# [WORK INSTRUCTIONS]
Of all the lines in the records below, how many hold the word "object"? Give the number alone.

# [GIVEN RECORDS]
Begin

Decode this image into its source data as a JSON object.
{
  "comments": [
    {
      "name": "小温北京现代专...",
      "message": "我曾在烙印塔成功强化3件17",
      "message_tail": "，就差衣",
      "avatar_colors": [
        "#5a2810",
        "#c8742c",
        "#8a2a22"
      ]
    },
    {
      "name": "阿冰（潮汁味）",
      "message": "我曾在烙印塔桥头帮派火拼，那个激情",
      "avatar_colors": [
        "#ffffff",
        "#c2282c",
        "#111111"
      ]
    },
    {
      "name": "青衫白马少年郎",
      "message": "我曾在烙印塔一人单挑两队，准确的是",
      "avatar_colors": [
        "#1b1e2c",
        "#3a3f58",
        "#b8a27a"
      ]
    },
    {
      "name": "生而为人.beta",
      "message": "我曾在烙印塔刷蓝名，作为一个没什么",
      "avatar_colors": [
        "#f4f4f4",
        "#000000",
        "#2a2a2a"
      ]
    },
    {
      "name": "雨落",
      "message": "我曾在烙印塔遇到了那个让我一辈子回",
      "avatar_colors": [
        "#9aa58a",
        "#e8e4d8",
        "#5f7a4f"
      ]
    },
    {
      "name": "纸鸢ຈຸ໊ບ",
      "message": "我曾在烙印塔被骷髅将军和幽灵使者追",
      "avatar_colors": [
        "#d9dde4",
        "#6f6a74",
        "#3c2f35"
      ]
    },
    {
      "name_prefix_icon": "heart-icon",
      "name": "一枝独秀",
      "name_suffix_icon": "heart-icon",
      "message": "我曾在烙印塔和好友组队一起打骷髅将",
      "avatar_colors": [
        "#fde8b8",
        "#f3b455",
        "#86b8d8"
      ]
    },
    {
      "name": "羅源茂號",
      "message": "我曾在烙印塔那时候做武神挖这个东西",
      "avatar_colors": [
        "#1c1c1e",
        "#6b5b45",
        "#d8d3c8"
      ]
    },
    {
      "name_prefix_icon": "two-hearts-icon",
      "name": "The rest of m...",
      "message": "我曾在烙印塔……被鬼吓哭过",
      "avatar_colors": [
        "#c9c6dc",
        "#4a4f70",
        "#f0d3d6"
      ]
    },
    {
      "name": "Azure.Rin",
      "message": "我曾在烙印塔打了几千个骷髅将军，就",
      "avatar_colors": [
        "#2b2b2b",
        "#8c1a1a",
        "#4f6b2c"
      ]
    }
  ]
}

End
Begin

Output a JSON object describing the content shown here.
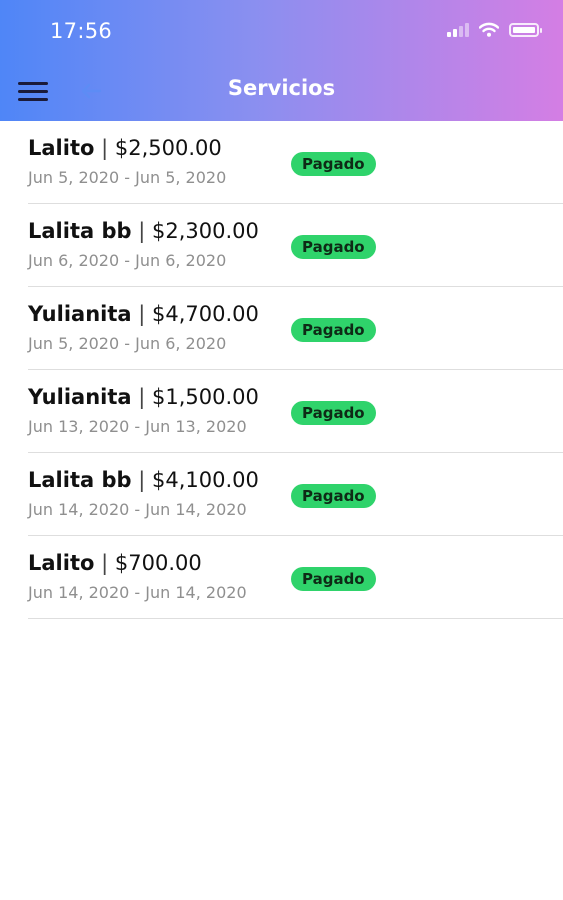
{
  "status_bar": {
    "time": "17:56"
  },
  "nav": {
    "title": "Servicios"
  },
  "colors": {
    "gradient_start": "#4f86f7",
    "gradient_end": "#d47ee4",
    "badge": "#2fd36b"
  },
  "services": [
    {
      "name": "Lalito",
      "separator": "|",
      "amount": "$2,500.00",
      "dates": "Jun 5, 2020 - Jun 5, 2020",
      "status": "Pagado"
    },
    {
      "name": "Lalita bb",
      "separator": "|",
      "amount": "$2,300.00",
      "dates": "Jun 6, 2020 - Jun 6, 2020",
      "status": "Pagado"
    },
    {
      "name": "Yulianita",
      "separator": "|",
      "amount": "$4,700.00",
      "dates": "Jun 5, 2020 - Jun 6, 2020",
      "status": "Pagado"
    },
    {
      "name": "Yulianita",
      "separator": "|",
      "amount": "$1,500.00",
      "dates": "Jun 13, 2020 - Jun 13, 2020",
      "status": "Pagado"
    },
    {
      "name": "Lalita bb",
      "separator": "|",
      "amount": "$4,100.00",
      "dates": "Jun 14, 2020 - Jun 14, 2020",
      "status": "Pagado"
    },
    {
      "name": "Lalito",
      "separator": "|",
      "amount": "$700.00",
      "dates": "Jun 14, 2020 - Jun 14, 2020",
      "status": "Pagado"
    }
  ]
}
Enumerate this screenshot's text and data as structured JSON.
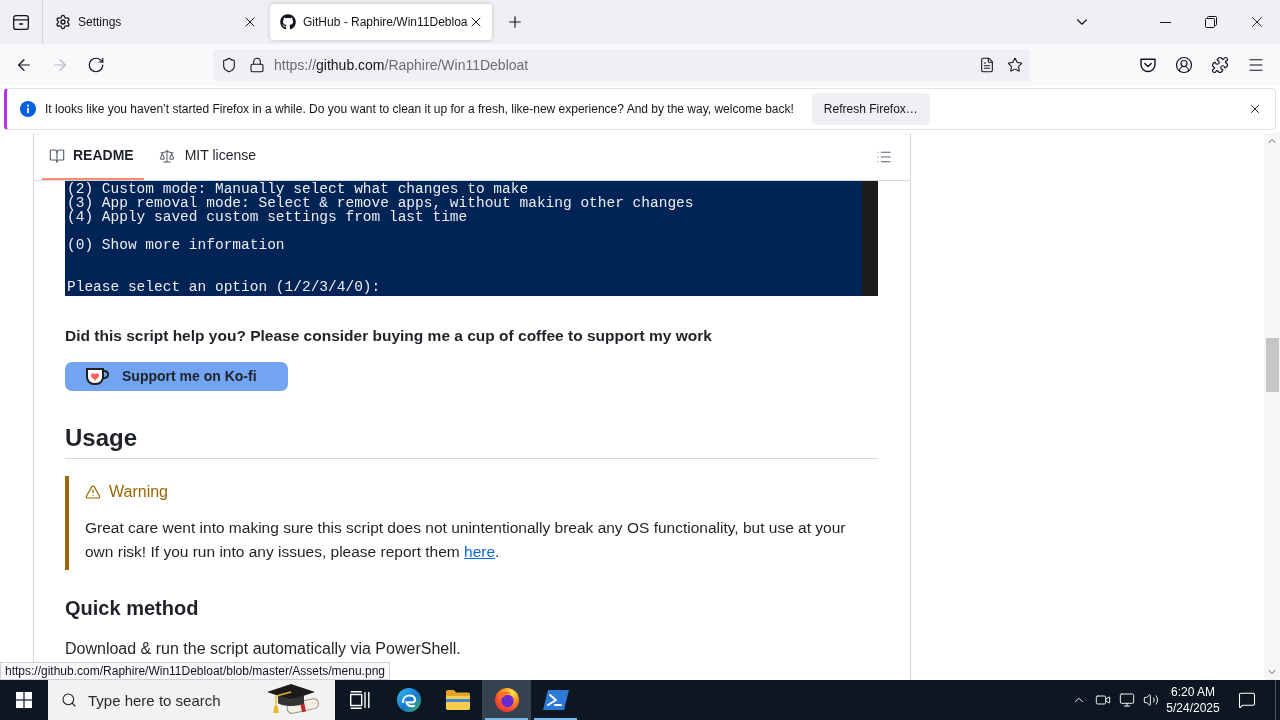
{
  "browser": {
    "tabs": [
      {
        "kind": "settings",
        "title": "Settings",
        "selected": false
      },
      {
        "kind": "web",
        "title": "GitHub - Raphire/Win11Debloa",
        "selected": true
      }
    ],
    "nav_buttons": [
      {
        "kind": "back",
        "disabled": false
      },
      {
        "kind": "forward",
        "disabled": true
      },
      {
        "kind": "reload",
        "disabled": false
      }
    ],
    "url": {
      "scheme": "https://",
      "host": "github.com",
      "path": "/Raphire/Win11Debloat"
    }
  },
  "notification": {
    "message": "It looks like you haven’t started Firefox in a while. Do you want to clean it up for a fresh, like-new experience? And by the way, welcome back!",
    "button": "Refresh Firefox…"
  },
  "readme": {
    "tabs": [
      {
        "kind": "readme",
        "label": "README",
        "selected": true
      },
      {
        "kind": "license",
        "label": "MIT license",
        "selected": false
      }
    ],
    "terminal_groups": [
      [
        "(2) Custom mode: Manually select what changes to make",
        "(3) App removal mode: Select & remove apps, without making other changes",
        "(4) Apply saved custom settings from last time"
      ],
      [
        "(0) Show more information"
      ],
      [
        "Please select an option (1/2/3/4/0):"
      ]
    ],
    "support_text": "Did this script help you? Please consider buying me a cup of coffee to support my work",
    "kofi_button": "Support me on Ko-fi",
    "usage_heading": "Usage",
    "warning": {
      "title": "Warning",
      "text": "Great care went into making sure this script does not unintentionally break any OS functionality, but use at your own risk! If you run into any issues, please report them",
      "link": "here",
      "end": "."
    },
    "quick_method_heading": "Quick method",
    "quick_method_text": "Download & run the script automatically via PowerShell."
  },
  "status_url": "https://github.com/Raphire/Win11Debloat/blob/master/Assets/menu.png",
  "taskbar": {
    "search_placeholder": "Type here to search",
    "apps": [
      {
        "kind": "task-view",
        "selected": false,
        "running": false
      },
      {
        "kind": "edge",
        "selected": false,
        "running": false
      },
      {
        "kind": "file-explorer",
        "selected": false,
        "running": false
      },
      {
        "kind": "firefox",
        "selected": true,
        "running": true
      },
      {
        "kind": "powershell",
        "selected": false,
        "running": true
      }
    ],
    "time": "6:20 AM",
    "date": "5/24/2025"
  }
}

End

# [FULL RESPONSE]
2